*PROBLEM REQUIREMENTS*
Return all lines that include the string "Organizadora".

########################################

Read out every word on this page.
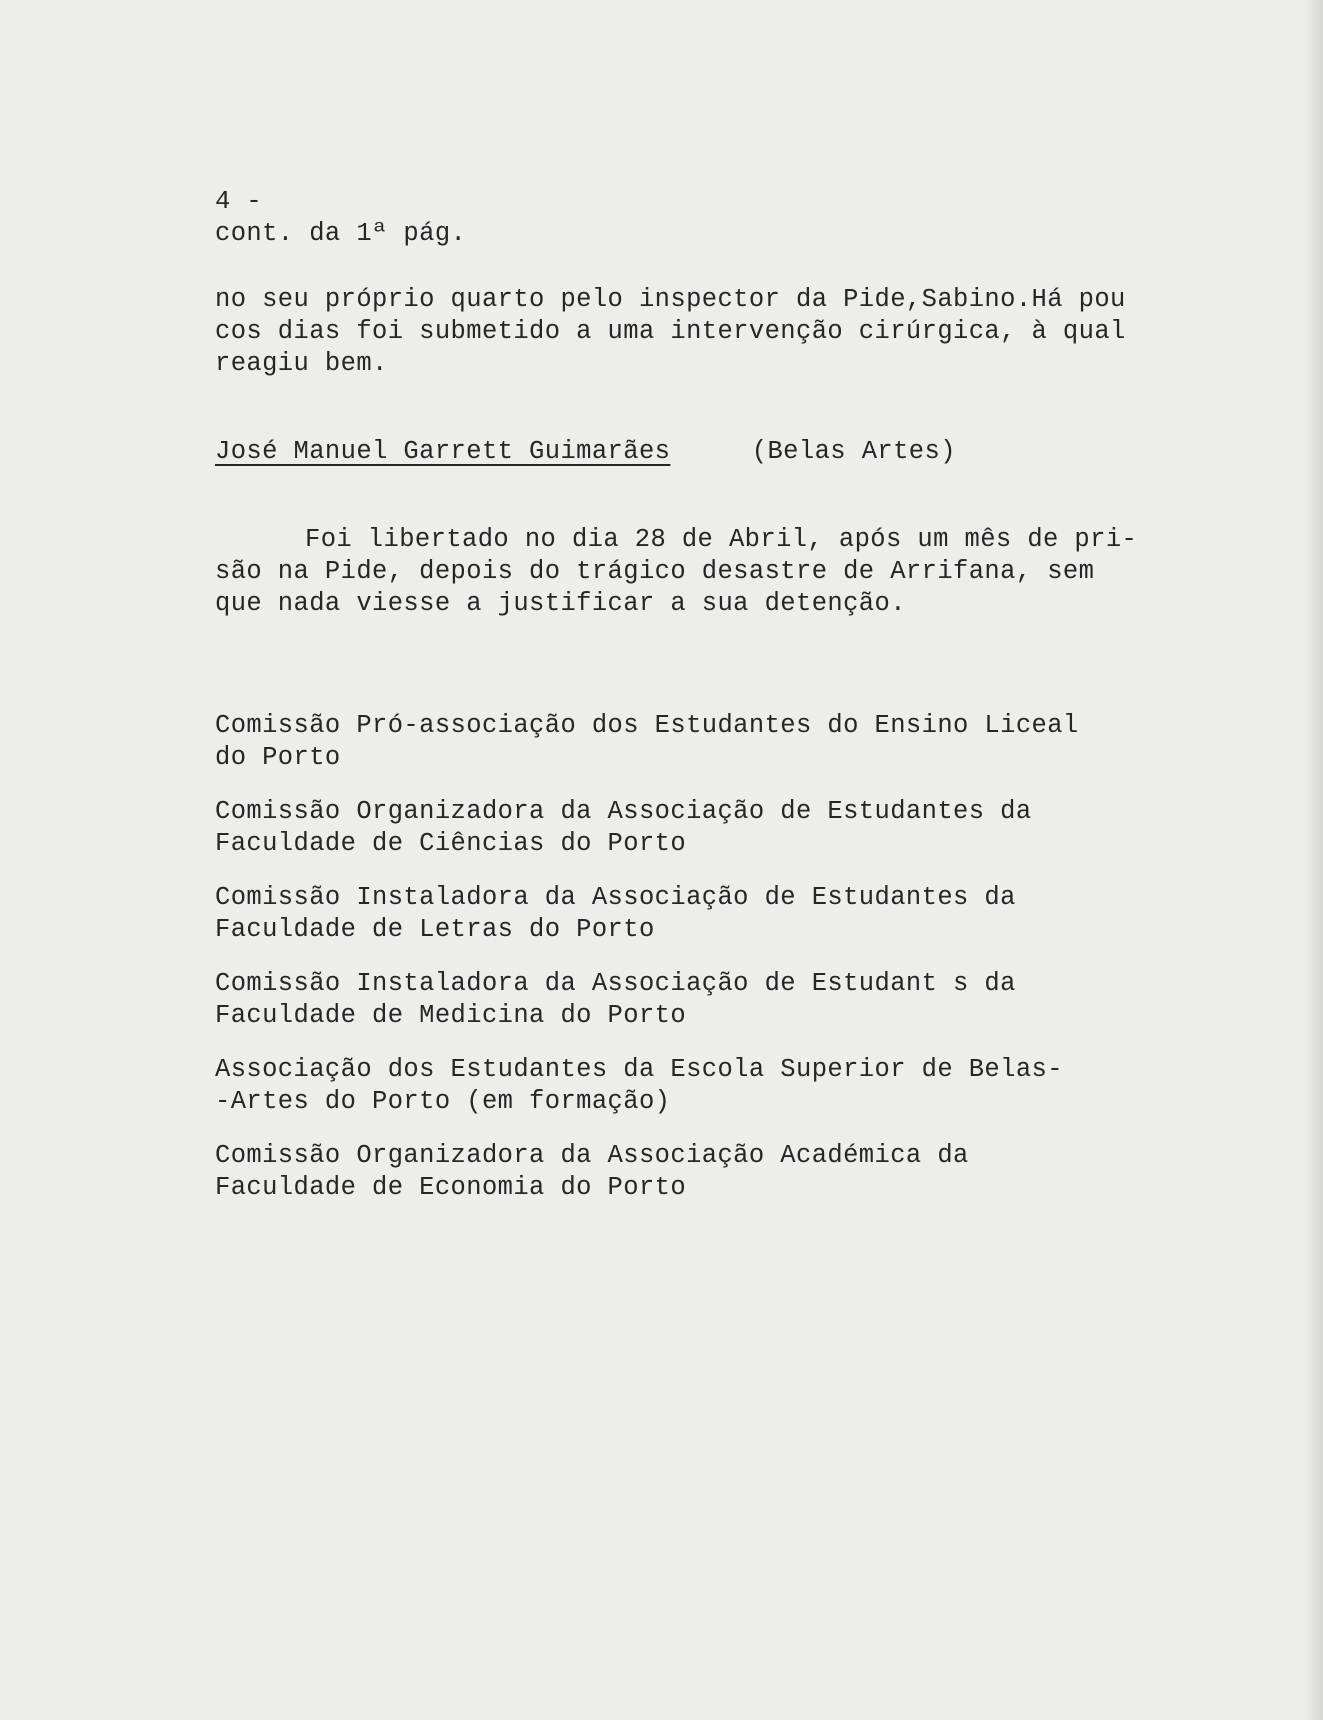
4 -
cont. da 1ª pág.
no seu próprio quarto pelo inspector da Pide,Sabino.Há pou
cos dias foi submetido a uma intervenção cirúrgica, à qual
reagiu bem.
José Manuel Garrett Guimarães	(Belas Artes)
Foi libertado no dia 28 de Abril, após um mês de pri-
são na Pide, depois do trágico desastre de Arrifana, sem
que nada viesse a justificar a sua detenção.
Comissão Pró-associação dos Estudantes do Ensino Liceal
do Porto
Comissão Organizadora da Associação de Estudantes da
Faculdade de Ciências do Porto
Comissão Instaladora da Associação de Estudantes da
Faculdade de Letras do Porto
Comissão Instaladora da Associação de Estudant s da
Faculdade de Medicina do Porto
Associação dos Estudantes da Escola Superior de Belas-
-Artes do Porto (em formação)
Comissão Organizadora da Associação Académica da
Faculdade de Economia do Porto
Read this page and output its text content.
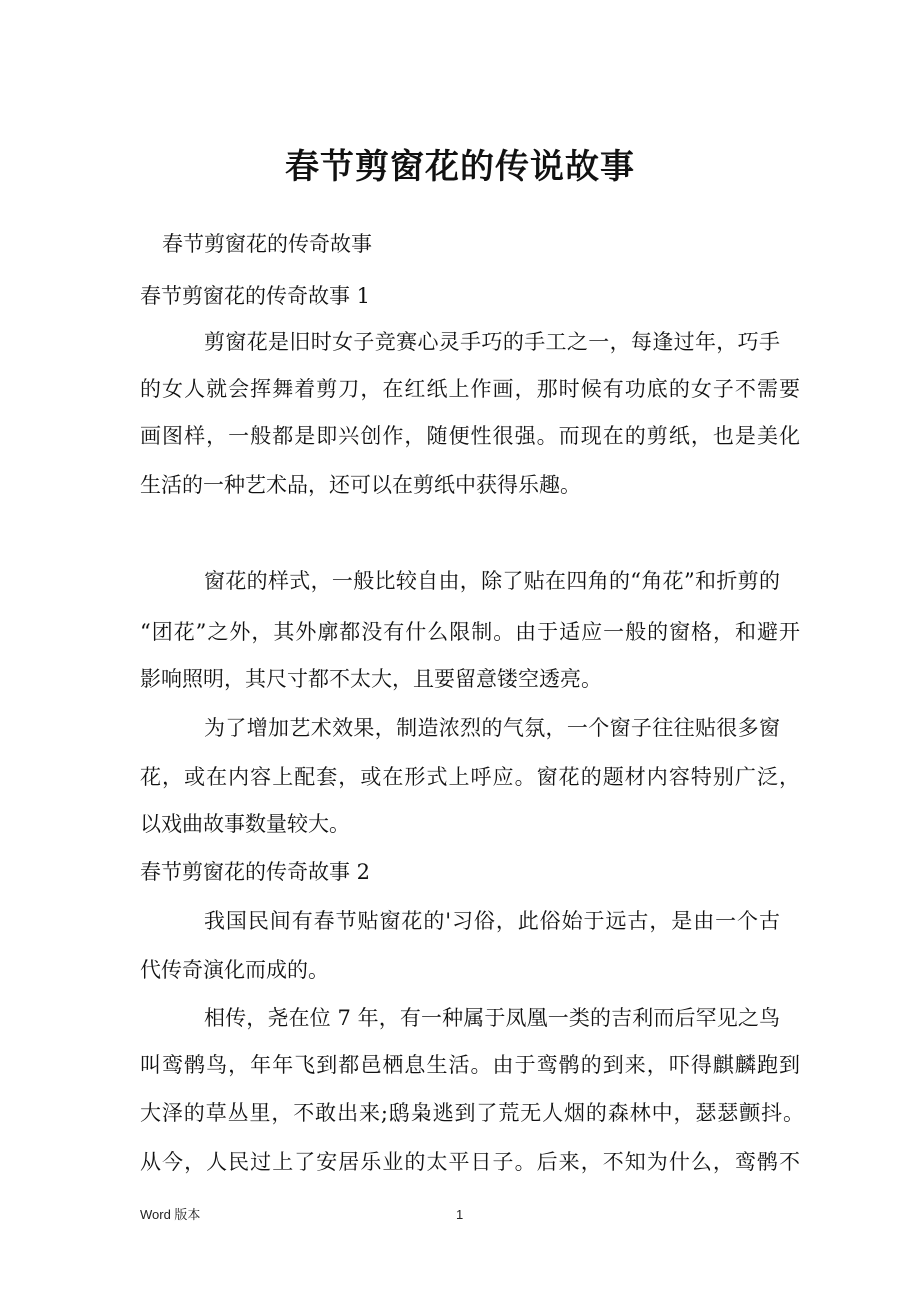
春节剪窗花的传说故事

春节剪窗花的传奇故事

春节剪窗花的传奇故事 1

剪窗花是旧时女子竞赛心灵手巧的手工之一，每逢过年，巧手

的女人就会挥舞着剪刀，在红纸上作画，那时候有功底的女子不需要

画图样，一般都是即兴创作，随便性很强。而现在的剪纸，也是美化

生活的一种艺术品，还可以在剪纸中获得乐趣。

窗花的样式，一般比较自由，除了贴在四角的“角花”和折剪的

“团花”之外，其外廓都没有什么限制。由于适应一般的窗格，和避开

影响照明，其尺寸都不太大，且要留意镂空透亮。

为了增加艺术效果，制造浓烈的气氛，一个窗子往往贴很多窗

花，或在内容上配套，或在形式上呼应。窗花的题材内容特别广泛，

以戏曲故事数量较大。

春节剪窗花的传奇故事 2

我国民间有春节贴窗花的'习俗，此俗始于远古，是由一个古

代传奇演化而成的。

相传，尧在位 7 年，有一种属于凤凰一类的吉利而后罕见之鸟

叫鸾鹘鸟，年年飞到都邑栖息生活。由于鸾鹘的到来，吓得麒麟跑到

大泽的草丛里，不敢出来;鸱枭逃到了荒无人烟的森林中，瑟瑟颤抖。

从今，人民过上了安居乐业的太平日子。后来，不知为什么，鸾鹘不

Word 版本	1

########################################

*EXERCISE ANSWER*
Comissão Organizadora da Associação de Estudantes da
Comissão Organizadora da Associação Académica da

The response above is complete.